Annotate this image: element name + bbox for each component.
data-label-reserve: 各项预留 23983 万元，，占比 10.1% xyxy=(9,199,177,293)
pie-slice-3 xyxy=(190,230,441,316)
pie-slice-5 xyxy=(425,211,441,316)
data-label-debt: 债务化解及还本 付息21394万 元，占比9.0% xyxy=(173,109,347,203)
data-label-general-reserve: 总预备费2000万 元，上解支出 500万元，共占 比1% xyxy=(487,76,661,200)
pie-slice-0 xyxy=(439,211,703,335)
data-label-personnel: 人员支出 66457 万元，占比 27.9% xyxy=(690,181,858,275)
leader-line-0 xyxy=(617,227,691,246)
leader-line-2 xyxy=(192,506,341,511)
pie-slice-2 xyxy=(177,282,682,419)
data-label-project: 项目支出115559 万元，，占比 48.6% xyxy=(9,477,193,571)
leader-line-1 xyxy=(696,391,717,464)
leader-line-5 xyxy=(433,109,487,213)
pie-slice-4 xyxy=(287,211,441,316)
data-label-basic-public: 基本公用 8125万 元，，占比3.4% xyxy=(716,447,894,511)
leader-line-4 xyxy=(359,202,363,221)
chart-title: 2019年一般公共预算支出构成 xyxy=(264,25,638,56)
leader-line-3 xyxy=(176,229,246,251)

----------------------------------------

▶ Exercise brief:
Write out every line of the entries above, keeping each one identical to the original.

▶ Result for this task:
Annotate this image: element name + bbox for each component.
data-label-reserve: 各项预留 23983 万元，，占比 10.1% xyxy=(9,199,177,293)
pie-slice-3 xyxy=(190,230,441,316)
pie-slice-5 xyxy=(425,211,441,316)
data-label-debt: 债务化解及还本 付息21394万 元，占比9.0% xyxy=(173,109,347,203)
data-label-general-reserve: 总预备费2000万 元，上解支出 500万元，共占 比1% xyxy=(487,76,661,200)
pie-slice-0 xyxy=(439,211,703,335)
data-label-personnel: 人员支出 66457 万元，占比 27.9% xyxy=(690,181,858,275)
leader-line-0 xyxy=(617,227,691,246)
leader-line-2 xyxy=(192,506,341,511)
pie-slice-2 xyxy=(177,282,682,419)
data-label-project: 项目支出115559 万元，，占比 48.6% xyxy=(9,477,193,571)
leader-line-1 xyxy=(696,391,717,464)
leader-line-5 xyxy=(433,109,487,213)
pie-slice-4 xyxy=(287,211,441,316)
data-label-basic-public: 基本公用 8125万 元，，占比3.4% xyxy=(716,447,894,511)
leader-line-4 xyxy=(359,202,363,221)
chart-title: 2019年一般公共预算支出构成 xyxy=(264,25,638,56)
leader-line-3 xyxy=(176,229,246,251)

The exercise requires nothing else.